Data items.
==================================================

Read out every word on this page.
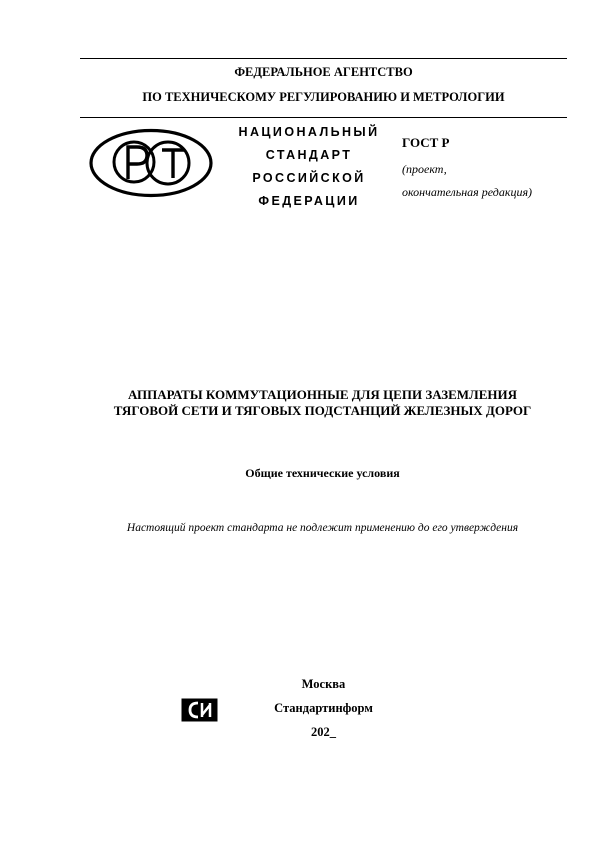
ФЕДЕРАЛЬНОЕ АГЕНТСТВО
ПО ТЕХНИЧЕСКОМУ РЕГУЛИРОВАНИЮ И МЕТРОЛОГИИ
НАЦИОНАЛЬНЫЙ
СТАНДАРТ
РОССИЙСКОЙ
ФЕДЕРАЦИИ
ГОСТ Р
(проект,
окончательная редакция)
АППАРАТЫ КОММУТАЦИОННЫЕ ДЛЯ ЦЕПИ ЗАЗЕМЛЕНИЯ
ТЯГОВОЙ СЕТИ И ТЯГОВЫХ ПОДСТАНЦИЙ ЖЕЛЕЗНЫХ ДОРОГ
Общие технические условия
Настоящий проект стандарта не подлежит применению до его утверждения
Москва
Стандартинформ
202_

==================================================

Challenge. Transcribe the material exactly, keeping every word and none of the pictures.

Task output.
Read out every word on this page.
ФЕДЕРАЛЬНОЕ АГЕНТСТВО
ПО ТЕХНИЧЕСКОМУ РЕГУЛИРОВАНИЮ И МЕТРОЛОГИИ
НАЦИОНАЛЬНЫЙ
СТАНДАРТ
РОССИЙСКОЙ
ФЕДЕРАЦИИ
ГОСТ Р
(проект,
окончательная редакция)
АППАРАТЫ КОММУТАЦИОННЫЕ ДЛЯ ЦЕПИ ЗАЗЕМЛЕНИЯ
ТЯГОВОЙ СЕТИ И ТЯГОВЫХ ПОДСТАНЦИЙ ЖЕЛЕЗНЫХ ДОРОГ
Общие технические условия
Настоящий проект стандарта не подлежит применению до его утверждения
Москва
Стандартинформ
202_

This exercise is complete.